** Goal of the exercise **
Return all lines with the word "Seite" in them.

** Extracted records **
•••

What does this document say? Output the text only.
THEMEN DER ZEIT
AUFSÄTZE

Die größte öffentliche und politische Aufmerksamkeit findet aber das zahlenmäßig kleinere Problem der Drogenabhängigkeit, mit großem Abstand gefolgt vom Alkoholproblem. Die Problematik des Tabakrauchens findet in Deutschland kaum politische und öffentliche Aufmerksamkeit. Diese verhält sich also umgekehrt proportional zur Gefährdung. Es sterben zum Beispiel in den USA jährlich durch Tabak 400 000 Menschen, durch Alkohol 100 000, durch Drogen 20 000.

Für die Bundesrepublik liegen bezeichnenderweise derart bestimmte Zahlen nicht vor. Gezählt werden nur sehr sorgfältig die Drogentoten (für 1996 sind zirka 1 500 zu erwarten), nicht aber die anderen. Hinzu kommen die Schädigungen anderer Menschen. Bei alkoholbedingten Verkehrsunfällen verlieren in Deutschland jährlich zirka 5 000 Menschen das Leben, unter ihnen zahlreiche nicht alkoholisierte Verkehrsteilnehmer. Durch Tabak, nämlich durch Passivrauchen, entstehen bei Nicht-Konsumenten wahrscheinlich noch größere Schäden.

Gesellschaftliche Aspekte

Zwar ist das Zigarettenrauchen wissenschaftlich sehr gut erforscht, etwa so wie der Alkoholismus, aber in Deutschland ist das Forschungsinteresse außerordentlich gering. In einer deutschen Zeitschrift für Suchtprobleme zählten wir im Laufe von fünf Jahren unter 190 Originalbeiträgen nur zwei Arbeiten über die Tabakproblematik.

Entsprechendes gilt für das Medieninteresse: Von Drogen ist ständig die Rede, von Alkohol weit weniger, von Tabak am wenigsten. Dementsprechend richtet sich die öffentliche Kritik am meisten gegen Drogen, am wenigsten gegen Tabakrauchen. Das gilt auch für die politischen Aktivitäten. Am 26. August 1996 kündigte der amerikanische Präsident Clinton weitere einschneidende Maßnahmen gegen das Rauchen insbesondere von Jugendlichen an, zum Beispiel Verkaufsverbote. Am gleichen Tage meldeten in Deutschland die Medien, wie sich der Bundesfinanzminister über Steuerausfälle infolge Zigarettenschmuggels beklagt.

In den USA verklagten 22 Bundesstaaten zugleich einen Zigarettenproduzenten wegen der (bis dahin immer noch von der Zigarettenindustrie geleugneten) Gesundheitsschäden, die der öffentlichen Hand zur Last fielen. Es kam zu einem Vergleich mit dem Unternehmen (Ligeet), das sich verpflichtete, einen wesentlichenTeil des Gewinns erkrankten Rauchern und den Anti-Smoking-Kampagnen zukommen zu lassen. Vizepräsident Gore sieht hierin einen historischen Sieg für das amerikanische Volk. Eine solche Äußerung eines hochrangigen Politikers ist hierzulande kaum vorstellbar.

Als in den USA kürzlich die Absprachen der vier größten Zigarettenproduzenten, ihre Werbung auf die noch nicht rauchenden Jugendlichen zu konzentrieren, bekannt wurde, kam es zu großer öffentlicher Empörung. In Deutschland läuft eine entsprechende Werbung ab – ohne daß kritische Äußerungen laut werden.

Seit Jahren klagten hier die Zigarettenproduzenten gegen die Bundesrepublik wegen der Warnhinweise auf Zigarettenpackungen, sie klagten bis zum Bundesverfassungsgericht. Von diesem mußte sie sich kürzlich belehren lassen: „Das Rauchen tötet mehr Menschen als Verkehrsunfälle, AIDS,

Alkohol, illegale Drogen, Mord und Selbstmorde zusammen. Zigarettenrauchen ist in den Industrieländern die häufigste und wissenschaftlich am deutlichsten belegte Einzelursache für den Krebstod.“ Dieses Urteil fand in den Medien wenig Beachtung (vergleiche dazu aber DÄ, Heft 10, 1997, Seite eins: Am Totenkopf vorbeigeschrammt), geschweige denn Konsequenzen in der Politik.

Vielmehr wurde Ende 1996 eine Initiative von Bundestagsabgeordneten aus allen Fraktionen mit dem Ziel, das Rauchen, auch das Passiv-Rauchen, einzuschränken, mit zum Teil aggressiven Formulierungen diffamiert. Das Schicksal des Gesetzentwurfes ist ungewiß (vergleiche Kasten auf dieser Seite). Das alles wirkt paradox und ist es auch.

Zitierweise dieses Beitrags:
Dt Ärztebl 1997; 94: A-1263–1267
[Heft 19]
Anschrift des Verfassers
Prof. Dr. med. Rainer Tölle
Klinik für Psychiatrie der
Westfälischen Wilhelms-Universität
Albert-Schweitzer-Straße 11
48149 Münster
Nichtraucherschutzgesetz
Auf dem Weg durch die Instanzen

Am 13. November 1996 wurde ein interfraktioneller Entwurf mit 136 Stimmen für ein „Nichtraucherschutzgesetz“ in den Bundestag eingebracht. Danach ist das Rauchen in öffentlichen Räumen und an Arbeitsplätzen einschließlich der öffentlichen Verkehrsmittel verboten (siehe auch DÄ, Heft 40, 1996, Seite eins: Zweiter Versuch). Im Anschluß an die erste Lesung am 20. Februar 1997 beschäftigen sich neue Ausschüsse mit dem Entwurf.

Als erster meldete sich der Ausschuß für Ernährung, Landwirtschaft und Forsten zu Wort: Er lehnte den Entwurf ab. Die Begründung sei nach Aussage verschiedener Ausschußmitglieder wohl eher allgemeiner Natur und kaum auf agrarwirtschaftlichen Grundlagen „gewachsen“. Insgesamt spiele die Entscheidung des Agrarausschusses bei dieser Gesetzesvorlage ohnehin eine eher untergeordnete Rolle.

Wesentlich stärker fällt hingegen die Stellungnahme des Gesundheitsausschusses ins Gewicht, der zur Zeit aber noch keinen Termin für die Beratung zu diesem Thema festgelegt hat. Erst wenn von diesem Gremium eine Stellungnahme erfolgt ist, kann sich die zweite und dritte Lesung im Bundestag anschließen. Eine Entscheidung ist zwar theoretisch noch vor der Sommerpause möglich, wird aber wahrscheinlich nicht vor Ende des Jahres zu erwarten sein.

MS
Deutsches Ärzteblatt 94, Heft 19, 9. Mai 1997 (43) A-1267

•••

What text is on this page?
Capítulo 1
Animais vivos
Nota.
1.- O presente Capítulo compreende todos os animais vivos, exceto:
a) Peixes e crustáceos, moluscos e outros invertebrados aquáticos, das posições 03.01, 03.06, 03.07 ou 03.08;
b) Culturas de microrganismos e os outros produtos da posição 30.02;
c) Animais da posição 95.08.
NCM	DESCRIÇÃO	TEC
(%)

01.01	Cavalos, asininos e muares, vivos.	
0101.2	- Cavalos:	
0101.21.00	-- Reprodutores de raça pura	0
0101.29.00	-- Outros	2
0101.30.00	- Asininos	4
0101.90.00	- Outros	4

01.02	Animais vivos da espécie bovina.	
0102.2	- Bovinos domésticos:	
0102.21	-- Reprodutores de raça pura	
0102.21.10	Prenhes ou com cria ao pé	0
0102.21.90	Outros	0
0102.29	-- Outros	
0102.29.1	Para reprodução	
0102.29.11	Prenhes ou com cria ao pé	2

•••

** Reply **
Alkohol, illegale Drogen, Mord und Selbstmorde zusammen. Zigarettenrauchen ist in den Industrieländern die häufigste und wissenschaftlich am deutlichsten belegte Einzelursache für den Krebstod.“ Dieses Urteil fand in den Medien wenig Beachtung (vergleiche dazu aber DÄ, Heft 10, 1997, Seite eins: Am Totenkopf vorbeigeschrammt), geschweige denn Konsequenzen in der Politik.
Vielmehr wurde Ende 1996 eine Initiative von Bundestagsabgeordneten aus allen Fraktionen mit dem Ziel, das Rauchen, auch das Passiv-Rauchen, einzuschränken, mit zum Teil aggressiven Formulierungen diffamiert. Das Schicksal des Gesetzentwurfes ist ungewiß (vergleiche Kasten auf dieser Seite). Das alles wirkt paradox und ist es auch.
Am 13. November 1996 wurde ein interfraktioneller Entwurf mit 136 Stimmen für ein „Nichtraucherschutzgesetz“ in den Bundestag eingebracht. Danach ist das Rauchen in öffentlichen Räumen und an Arbeitsplätzen einschließlich der öffentlichen Verkehrsmittel verboten (siehe auch DÄ, Heft 40, 1996, Seite eins: Zweiter Versuch). Im Anschluß an die erste Lesung am 20. Februar 1997 beschäftigen sich neue Ausschüsse mit dem Entwurf.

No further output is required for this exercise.